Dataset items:
# # #

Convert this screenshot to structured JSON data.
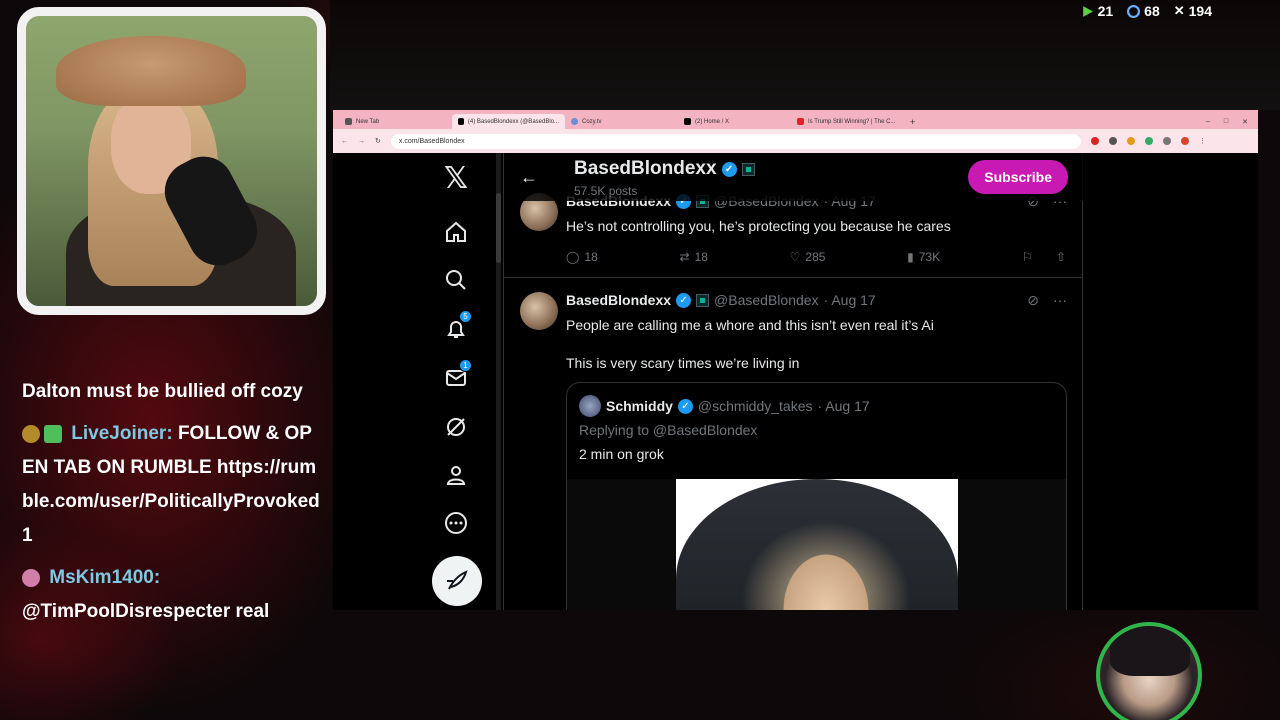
{
  "stream": {
    "stats": [
      {
        "icon": "play-icon",
        "value": "21"
      },
      {
        "icon": "thumbs-up-icon",
        "value": "68"
      },
      {
        "icon": "x-icon",
        "value": "194"
      }
    ],
    "colors": {
      "accent": "#2fb54a",
      "chat_user": "#7ec8e3",
      "subscribe": "#c81ab2"
    }
  },
  "chat": {
    "messages": [
      {
        "user": "",
        "text": "Dalton must be bullied off cozy"
      },
      {
        "user": "LiveJoiner:",
        "text": "FOLLOW & OPEN TAB ON RUMBLE https://rumble.com/user/PoliticallyProvoked1"
      },
      {
        "user": "MsKim1400:",
        "text": "@TimPoolDisrespecter real"
      }
    ]
  },
  "browser": {
    "tabs": [
      {
        "label": "New Tab"
      },
      {
        "label": "(4) BasedBlondexx (@BasedBlo..."
      },
      {
        "label": "Cozy.tv"
      },
      {
        "label": "(2) Home / X"
      },
      {
        "label": "Is Trump Still Winning? | The C..."
      }
    ],
    "url": "x.com/BasedBlondex"
  },
  "x": {
    "nav_badges": {
      "notifications": "5",
      "messages": "1"
    },
    "profile": {
      "name": "BasedBlondexx",
      "posts": "57.5K posts",
      "subscribe_label": "Subscribe"
    },
    "tweets": [
      {
        "name": "BasedBlondexx",
        "handle": "@BasedBlondex",
        "date": "· Aug 17",
        "text": "He’s not controlling you, he’s protecting you because he cares",
        "replies": "18",
        "retweets": "18",
        "likes": "285",
        "views": "73K"
      },
      {
        "name": "BasedBlondexx",
        "handle": "@BasedBlondex",
        "date": "· Aug 17",
        "text1": "People are calling me a whore and this isn’t even real it’s Ai",
        "text2": "This is very scary times we’re living in",
        "quote": {
          "name": "Schmiddy",
          "handle": "@schmiddy_takes",
          "date": "· Aug 17",
          "reply": "Replying to @BasedBlondex",
          "text": "2 min on grok"
        }
      }
    ]
  }
}
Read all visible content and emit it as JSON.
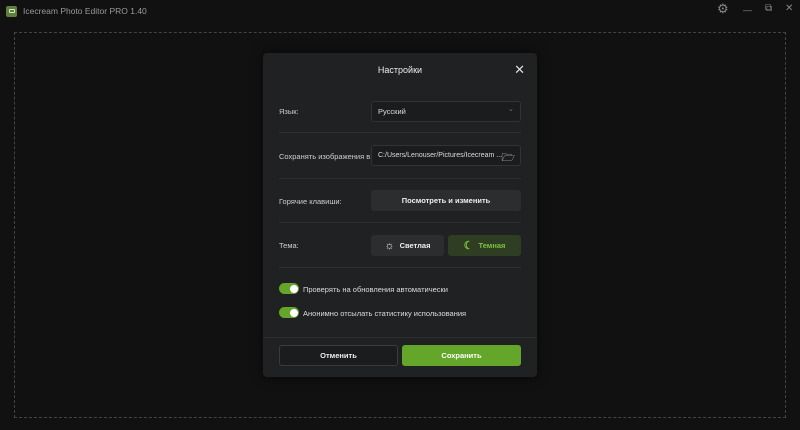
{
  "app": {
    "title": "Icecream Photo Editor PRO 1.40"
  },
  "window": {
    "settings_icon": "⚙",
    "minimize_icon": "—",
    "restore_icon": "⧉",
    "close_icon": "✕"
  },
  "dialog": {
    "title": "Настройки",
    "close_icon": "✕",
    "language": {
      "label": "Язык:",
      "value": "Русский",
      "chevron": "⌄"
    },
    "save_path": {
      "label": "Сохранять изображения в:",
      "value": "C:/Users/Lenouser/Pictures/Icecream ...",
      "folder_icon": "🗁"
    },
    "hotkeys": {
      "label": "Горячие клавиши:",
      "button": "Посмотреть и изменить"
    },
    "theme": {
      "label": "Тема:",
      "light": "Светлая",
      "dark": "Темная",
      "light_icon": "☼",
      "dark_icon": "☾",
      "selected": "dark"
    },
    "toggles": [
      {
        "label": "Проверять на обновления автоматически",
        "on": true
      },
      {
        "label": "Анонимно отсылать статистику использования",
        "on": true
      }
    ],
    "cancel": "Отменить",
    "save": "Сохранить"
  },
  "colors": {
    "accent": "#63a62a",
    "dark_selected_bg": "#2f3d22",
    "dark_selected_text": "#7bc142"
  }
}
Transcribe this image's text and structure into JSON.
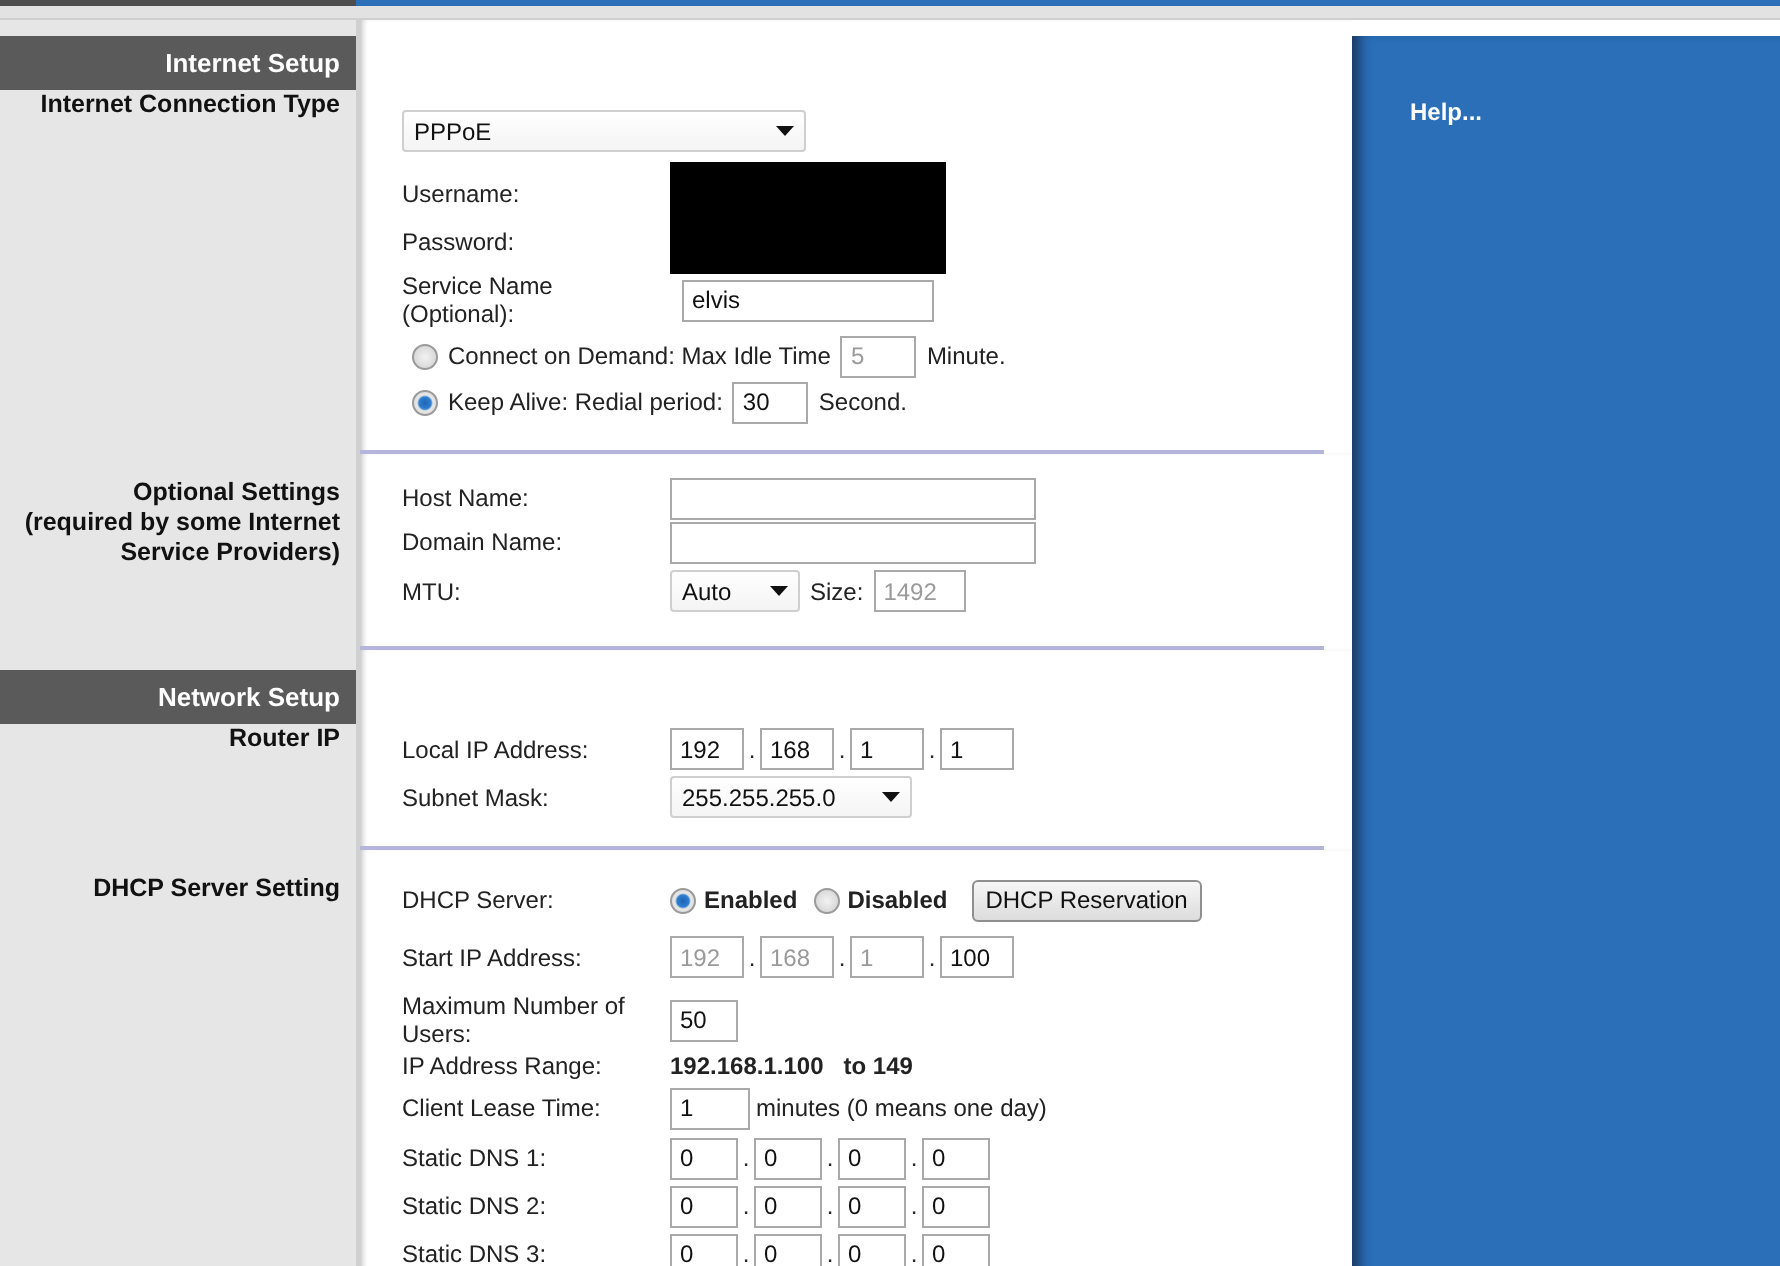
{
  "internet_setup": {
    "header": "Internet Setup",
    "label": "Internet Connection Type",
    "connection_type": {
      "value": "PPPoE"
    },
    "username_label": "Username:",
    "password_label": "Password:",
    "service_name": {
      "label_lines": [
        "Service Name",
        "(Optional):"
      ],
      "value": "elvis"
    },
    "modes": [
      {
        "label": "Connect on Demand: Max Idle Time",
        "value": "5",
        "unit": "Minute.",
        "selected": false
      },
      {
        "label": "Keep Alive: Redial period:",
        "value": "30",
        "unit": "Second.",
        "selected": true
      }
    ]
  },
  "optional_settings": {
    "label_lines": [
      "Optional Settings",
      "(required by some Internet",
      "Service Providers)"
    ],
    "host_name": {
      "label": "Host Name:"
    },
    "domain_name": {
      "label": "Domain Name:"
    },
    "mtu": {
      "label": "MTU:",
      "value": "Auto",
      "size_label": "Size:",
      "size": "1492",
      "size_disabled": true
    }
  },
  "network_setup": {
    "header": "Network Setup",
    "label": "Router IP",
    "local_ip": {
      "label": "Local IP Address:",
      "octets": [
        {
          "value": "192",
          "disabled": false
        },
        {
          "separator": ".",
          "value": "168",
          "disabled": false
        },
        {
          "separator": ".",
          "value": "1",
          "disabled": false
        },
        {
          "separator": ".",
          "value": "1",
          "disabled": false
        }
      ]
    },
    "subnet_mask": {
      "label": "Subnet Mask:",
      "value": "255.255.255.0"
    }
  },
  "dhcp": {
    "label": "DHCP Server Setting",
    "server": {
      "label": "DHCP Server:",
      "options": [
        {
          "label": "Enabled",
          "selected": true
        },
        {
          "label": "Disabled",
          "selected": false
        }
      ],
      "button": "DHCP Reservation"
    },
    "start_ip": {
      "label": "Start IP Address:",
      "octets": [
        {
          "value": "192",
          "disabled": true
        },
        {
          "separator": ".",
          "value": "168",
          "disabled": true
        },
        {
          "separator": ".",
          "value": "1",
          "disabled": true
        },
        {
          "separator": ".",
          "value": "100",
          "disabled": false
        }
      ]
    },
    "max_users": {
      "label_lines": [
        "Maximum Number of",
        "Users:"
      ],
      "value": "50"
    },
    "ip_range": {
      "label": "IP Address Range:",
      "value": "192.168.1.100   to 149"
    },
    "lease": {
      "label": "Client Lease Time:",
      "value": "1",
      "note": "minutes (0 means one day)"
    },
    "dns": [
      {
        "label": "Static DNS 1:",
        "octets": [
          {
            "value": "0",
            "disabled": false
          },
          {
            "separator": ".",
            "value": "0",
            "disabled": false
          },
          {
            "separator": ".",
            "value": "0",
            "disabled": false
          },
          {
            "separator": ".",
            "value": "0",
            "disabled": false
          }
        ]
      },
      {
        "label": "Static DNS 2:",
        "octets": [
          {
            "value": "0",
            "disabled": false
          },
          {
            "separator": ".",
            "value": "0",
            "disabled": false
          },
          {
            "separator": ".",
            "value": "0",
            "disabled": false
          },
          {
            "separator": ".",
            "value": "0",
            "disabled": false
          }
        ]
      },
      {
        "label": "Static DNS 3:",
        "octets": [
          {
            "value": "0",
            "disabled": false
          },
          {
            "separator": ".",
            "value": "0",
            "disabled": false
          },
          {
            "separator": ".",
            "value": "0",
            "disabled": false
          },
          {
            "separator": ".",
            "value": "0",
            "disabled": false
          }
        ]
      }
    ]
  },
  "help": {
    "link": "Help..."
  }
}
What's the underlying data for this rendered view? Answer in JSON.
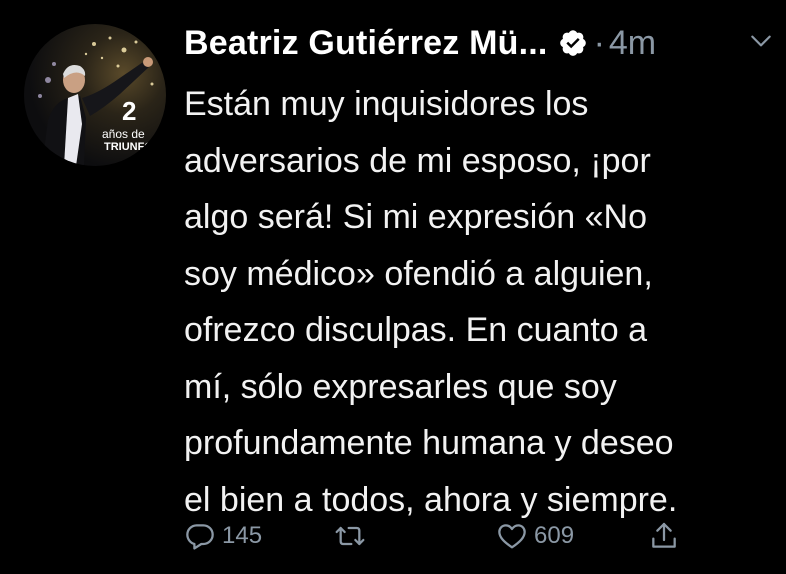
{
  "tweet": {
    "author_name": "Beatriz Gutiérrez Mü...",
    "time_separator": "·",
    "time": "4m",
    "avatar_text": {
      "number": "2",
      "line1": "años de",
      "line2": "TRIUNFO"
    },
    "body_lines": [
      "Están muy inquisidores los",
      "adversarios de mi esposo, ¡por",
      "algo será! Si mi expresión «No",
      "soy médico» ofendió a alguien,",
      "ofrezco disculpas. En cuanto a",
      "mí, sólo expresarles que soy",
      "profundamente humana y deseo",
      "el bien a todos, ahora y siempre."
    ],
    "actions": {
      "reply_count": "145",
      "retweet_count": "",
      "like_count": "609"
    }
  },
  "icons": {
    "verified": "verified-badge-icon",
    "more": "chevron-down-icon",
    "reply": "reply-icon",
    "retweet": "retweet-icon",
    "like": "heart-icon",
    "share": "share-icon"
  },
  "colors": {
    "background": "#000000",
    "text": "#f2f2f2",
    "secondary": "#8b98a5"
  }
}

# # #

Work required:
Set down, unchanged, only the lines running from the line with "What's the underlying" to the last line, including both. Pictures stay out of the copy.

Reply to the task:
What's the underlying data for this rendered view? Answer in JSON.
{
  "tweet": {
    "author_name": "Beatriz Gutiérrez Mü...",
    "time_separator": "·",
    "time": "4m",
    "avatar_text": {
      "number": "2",
      "line1": "años de",
      "line2": "TRIUNFO"
    },
    "body_lines": [
      "Están muy inquisidores los",
      "adversarios de mi esposo, ¡por",
      "algo será! Si mi expresión «No",
      "soy médico» ofendió a alguien,",
      "ofrezco disculpas. En cuanto a",
      "mí, sólo expresarles que soy",
      "profundamente humana y deseo",
      "el bien a todos, ahora y siempre."
    ],
    "actions": {
      "reply_count": "145",
      "retweet_count": "",
      "like_count": "609"
    }
  },
  "icons": {
    "verified": "verified-badge-icon",
    "more": "chevron-down-icon",
    "reply": "reply-icon",
    "retweet": "retweet-icon",
    "like": "heart-icon",
    "share": "share-icon"
  },
  "colors": {
    "background": "#000000",
    "text": "#f2f2f2",
    "secondary": "#8b98a5"
  }
}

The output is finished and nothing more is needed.